◆ **Request**
Exactly repeat the material, dropping every picture from the copy.

Raw records:
##############################

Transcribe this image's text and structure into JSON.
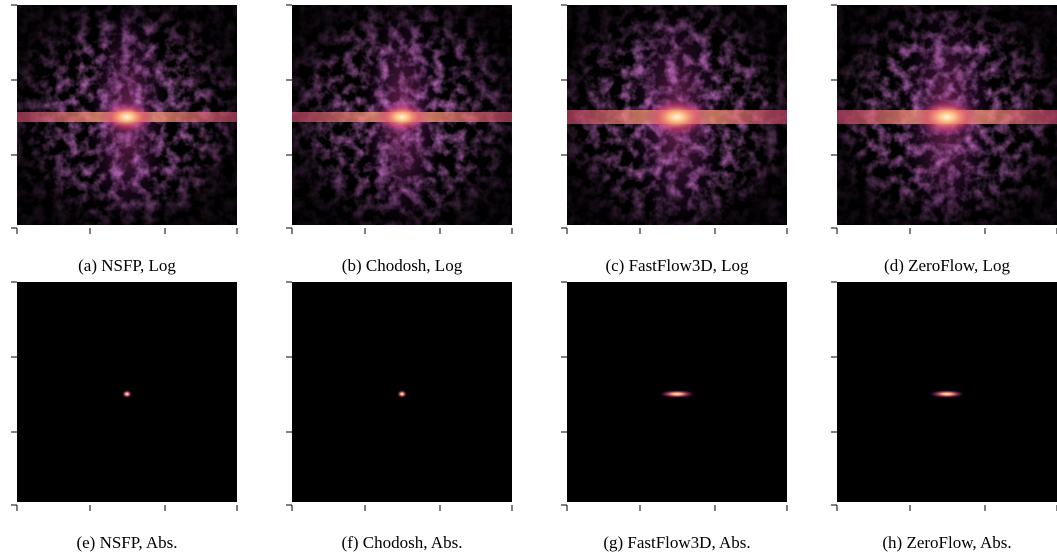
{
  "panels": [
    {
      "caption": "(a) NSFP, Log"
    },
    {
      "caption": "(b) Chodosh, Log"
    },
    {
      "caption": "(c) FastFlow3D, Log"
    },
    {
      "caption": "(d) ZeroFlow, Log"
    },
    {
      "caption": "(e) NSFP, Abs."
    },
    {
      "caption": "(f) Chodosh, Abs."
    },
    {
      "caption": "(g) FastFlow3D, Abs."
    },
    {
      "caption": "(h) ZeroFlow, Abs."
    }
  ]
}
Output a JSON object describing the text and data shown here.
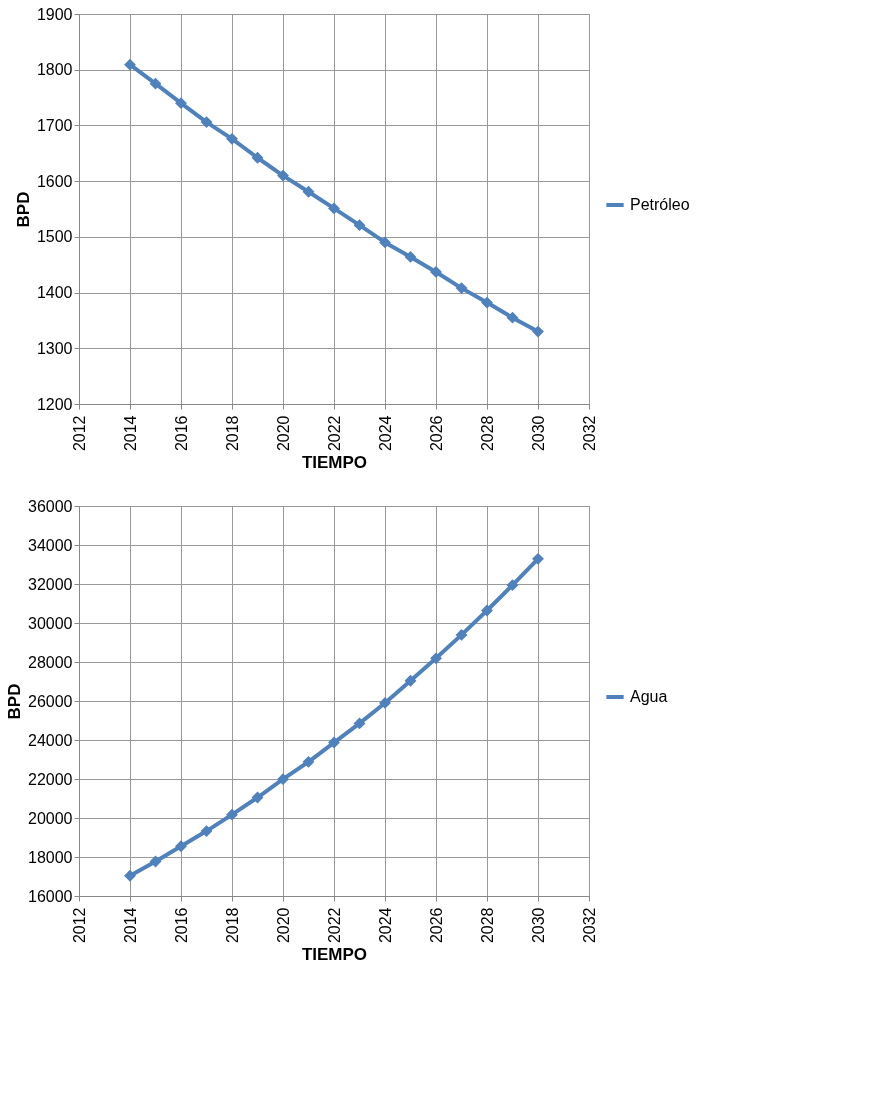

##############################

◆ **Final result**
Transcribe this image's text and structure into JSON.
{
  "panels": [
    {
      "caption": "(a) NSFP, Log"
    },
    {
      "caption": "(b) Chodosh, Log"
    },
    {
      "caption": "(c) FastFlow3D, Log"
    },
    {
      "caption": "(d) ZeroFlow, Log"
    },
    {
      "caption": "(e) NSFP, Abs."
    },
    {
      "caption": "(f) Chodosh, Abs."
    },
    {
      "caption": "(g) FastFlow3D, Abs."
    },
    {
      "caption": "(h) ZeroFlow, Abs."
    }
  ]
}
Output a JSON object describing the text and data shown here.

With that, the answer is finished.